═════ Supplied information ═════

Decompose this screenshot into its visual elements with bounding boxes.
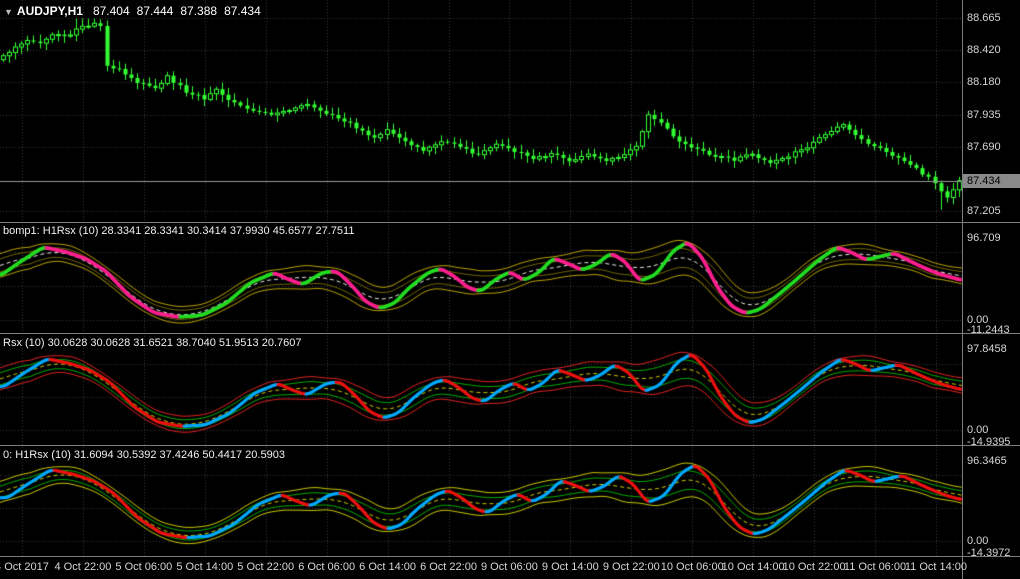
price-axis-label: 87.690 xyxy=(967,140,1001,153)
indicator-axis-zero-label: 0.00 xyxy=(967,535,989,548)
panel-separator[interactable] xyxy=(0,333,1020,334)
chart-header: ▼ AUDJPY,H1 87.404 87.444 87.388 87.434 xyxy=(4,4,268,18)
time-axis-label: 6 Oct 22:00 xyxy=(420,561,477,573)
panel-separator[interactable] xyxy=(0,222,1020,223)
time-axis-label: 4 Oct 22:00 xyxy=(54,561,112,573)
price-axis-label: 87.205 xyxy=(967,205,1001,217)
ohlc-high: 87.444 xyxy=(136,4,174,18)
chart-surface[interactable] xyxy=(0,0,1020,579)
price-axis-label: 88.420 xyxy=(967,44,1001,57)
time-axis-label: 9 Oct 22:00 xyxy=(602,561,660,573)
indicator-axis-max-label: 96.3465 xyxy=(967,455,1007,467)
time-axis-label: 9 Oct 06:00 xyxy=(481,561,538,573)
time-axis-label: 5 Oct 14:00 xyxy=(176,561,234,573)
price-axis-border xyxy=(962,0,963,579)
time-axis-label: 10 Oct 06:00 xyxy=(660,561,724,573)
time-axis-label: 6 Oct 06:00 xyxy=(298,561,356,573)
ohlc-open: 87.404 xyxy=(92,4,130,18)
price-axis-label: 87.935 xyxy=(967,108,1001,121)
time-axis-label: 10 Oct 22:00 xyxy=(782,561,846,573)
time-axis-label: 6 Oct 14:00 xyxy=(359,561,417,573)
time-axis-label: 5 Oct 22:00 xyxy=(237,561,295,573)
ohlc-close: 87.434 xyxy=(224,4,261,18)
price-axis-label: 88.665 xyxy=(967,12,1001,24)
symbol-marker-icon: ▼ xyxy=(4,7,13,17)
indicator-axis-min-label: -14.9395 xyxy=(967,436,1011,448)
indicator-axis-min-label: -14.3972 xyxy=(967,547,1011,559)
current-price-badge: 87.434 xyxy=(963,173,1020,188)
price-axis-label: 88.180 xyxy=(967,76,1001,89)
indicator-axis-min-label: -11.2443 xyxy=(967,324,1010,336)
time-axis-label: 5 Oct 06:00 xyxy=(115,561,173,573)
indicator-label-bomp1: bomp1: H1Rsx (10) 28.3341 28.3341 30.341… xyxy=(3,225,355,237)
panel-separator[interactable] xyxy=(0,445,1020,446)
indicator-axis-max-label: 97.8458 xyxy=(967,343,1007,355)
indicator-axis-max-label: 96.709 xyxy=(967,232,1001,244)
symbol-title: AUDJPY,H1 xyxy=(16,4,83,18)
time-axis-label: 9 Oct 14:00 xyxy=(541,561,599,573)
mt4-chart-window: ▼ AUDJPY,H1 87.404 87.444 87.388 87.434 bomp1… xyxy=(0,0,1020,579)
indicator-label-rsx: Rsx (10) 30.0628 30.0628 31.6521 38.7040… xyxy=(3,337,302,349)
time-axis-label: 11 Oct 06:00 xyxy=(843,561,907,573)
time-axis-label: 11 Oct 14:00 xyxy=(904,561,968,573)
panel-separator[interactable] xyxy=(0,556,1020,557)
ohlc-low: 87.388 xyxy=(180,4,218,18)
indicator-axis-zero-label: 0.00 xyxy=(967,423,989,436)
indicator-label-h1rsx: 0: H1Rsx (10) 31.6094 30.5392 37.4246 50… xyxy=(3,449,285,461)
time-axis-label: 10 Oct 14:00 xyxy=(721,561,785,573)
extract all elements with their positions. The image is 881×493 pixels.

═════
═════ Supplied information ═════

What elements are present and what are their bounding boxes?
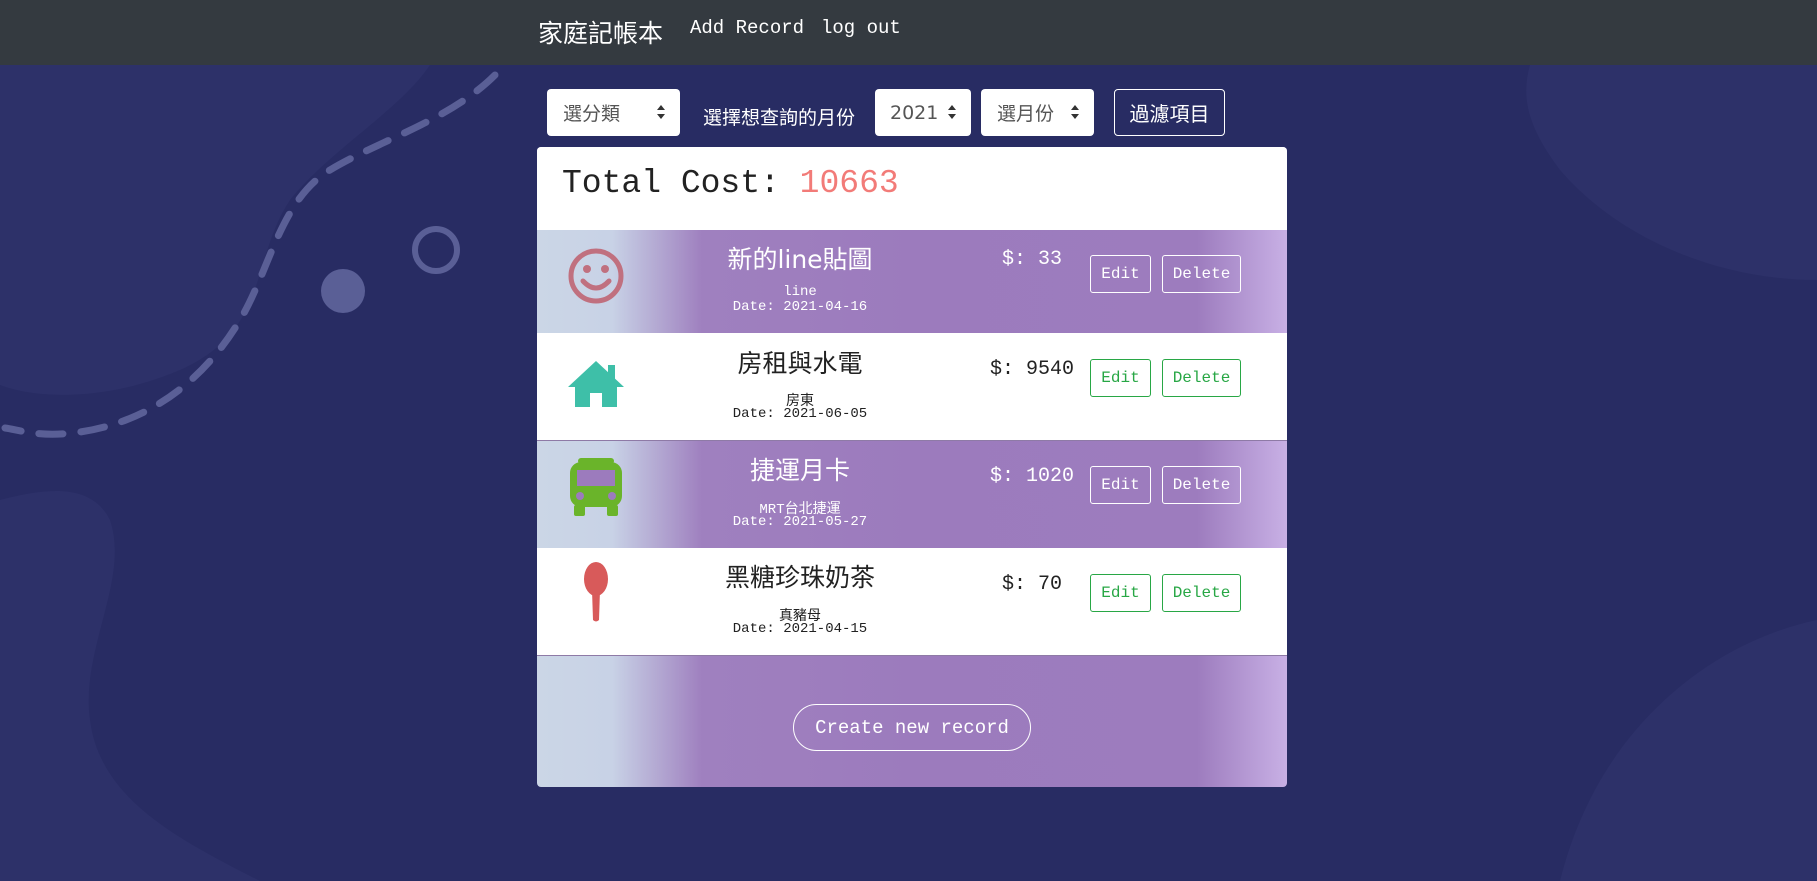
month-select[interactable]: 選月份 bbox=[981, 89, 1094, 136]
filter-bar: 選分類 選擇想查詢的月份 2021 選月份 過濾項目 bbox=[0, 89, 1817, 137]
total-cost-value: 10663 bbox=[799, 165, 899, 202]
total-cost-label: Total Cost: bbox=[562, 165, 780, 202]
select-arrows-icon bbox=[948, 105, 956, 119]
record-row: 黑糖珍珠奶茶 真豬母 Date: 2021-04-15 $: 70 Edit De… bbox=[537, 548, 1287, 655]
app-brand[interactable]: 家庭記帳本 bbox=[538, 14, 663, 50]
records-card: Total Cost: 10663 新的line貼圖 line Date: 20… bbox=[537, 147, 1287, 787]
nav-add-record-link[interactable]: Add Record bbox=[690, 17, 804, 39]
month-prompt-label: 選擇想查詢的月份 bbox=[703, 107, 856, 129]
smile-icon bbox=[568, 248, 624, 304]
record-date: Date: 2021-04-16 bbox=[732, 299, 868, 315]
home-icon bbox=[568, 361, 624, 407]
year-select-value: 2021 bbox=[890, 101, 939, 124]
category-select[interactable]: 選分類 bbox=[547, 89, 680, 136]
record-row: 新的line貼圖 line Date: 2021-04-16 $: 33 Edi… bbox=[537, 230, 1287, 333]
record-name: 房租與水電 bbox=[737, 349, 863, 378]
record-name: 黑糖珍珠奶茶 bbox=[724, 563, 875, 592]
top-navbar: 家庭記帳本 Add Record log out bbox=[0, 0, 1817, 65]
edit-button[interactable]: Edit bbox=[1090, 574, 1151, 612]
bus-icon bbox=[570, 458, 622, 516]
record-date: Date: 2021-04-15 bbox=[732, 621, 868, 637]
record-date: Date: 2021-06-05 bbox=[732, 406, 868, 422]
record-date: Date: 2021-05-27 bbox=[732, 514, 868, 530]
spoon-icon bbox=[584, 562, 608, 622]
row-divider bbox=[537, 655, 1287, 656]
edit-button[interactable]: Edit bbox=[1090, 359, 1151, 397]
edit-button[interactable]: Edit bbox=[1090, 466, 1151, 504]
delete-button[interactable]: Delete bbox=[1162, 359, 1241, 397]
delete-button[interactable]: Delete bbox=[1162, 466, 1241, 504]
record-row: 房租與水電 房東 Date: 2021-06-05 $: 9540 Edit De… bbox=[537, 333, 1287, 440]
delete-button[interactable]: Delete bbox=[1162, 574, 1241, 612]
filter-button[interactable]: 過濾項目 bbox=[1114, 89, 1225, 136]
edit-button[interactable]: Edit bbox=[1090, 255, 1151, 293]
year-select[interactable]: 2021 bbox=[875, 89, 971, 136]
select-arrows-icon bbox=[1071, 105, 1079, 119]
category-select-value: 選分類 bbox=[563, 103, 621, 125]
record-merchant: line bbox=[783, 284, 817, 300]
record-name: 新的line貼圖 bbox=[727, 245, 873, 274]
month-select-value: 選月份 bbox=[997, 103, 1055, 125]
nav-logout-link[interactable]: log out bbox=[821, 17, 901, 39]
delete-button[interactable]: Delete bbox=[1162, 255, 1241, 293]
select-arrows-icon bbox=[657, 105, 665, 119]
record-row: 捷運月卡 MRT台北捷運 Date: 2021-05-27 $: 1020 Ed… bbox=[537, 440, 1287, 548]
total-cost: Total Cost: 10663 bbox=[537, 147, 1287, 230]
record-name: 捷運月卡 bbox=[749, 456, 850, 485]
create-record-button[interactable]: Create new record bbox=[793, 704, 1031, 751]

═════
═════ Supplied information ═════

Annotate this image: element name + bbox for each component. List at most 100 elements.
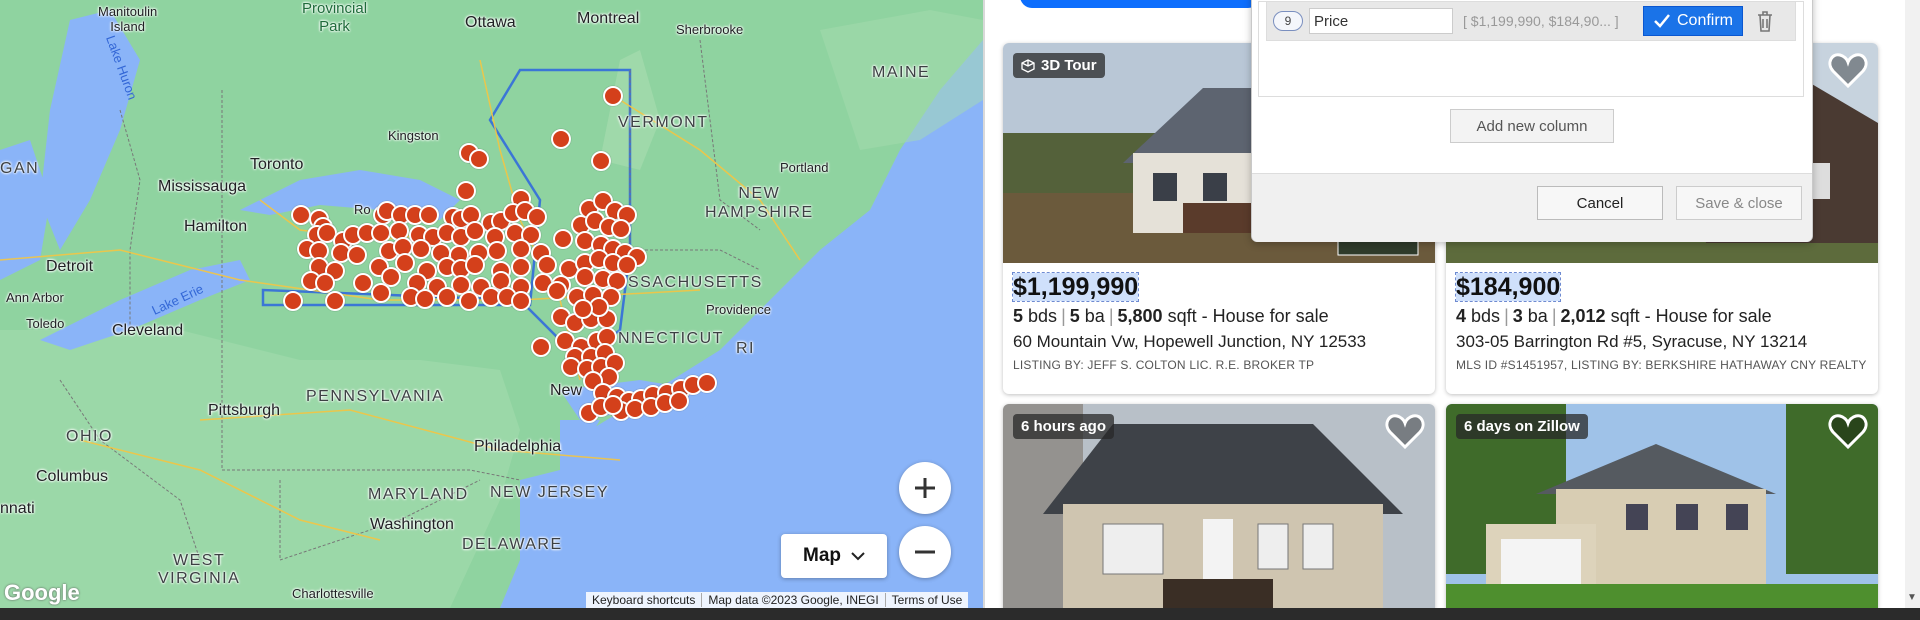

═════

» **Given instruction**:
Copy word for word the lines of the records between the line holding "Decompose this screenshot" and the line holding "price-axis-label: 87.205 xyxy=(967,205,1001,217)", inclusive, leaving out the pictures.

» **Full answer**:
Decompose this screenshot into its visual elements with bounding boxes.
price-axis-label: 87.690 xyxy=(967,140,1001,153)
indicator-axis-zero-label: 0.00 xyxy=(967,535,989,548)
panel-separator[interactable] xyxy=(0,333,1020,334)
chart-header: ▼ AUDJPY,H1 87.404 87.444 87.388 87.434 xyxy=(4,4,268,18)
time-axis-label: 6 Oct 22:00 xyxy=(420,561,477,573)
panel-separator[interactable] xyxy=(0,222,1020,223)
time-axis-label: 4 Oct 22:00 xyxy=(54,561,112,573)
price-axis-label: 87.205 xyxy=(967,205,1001,217)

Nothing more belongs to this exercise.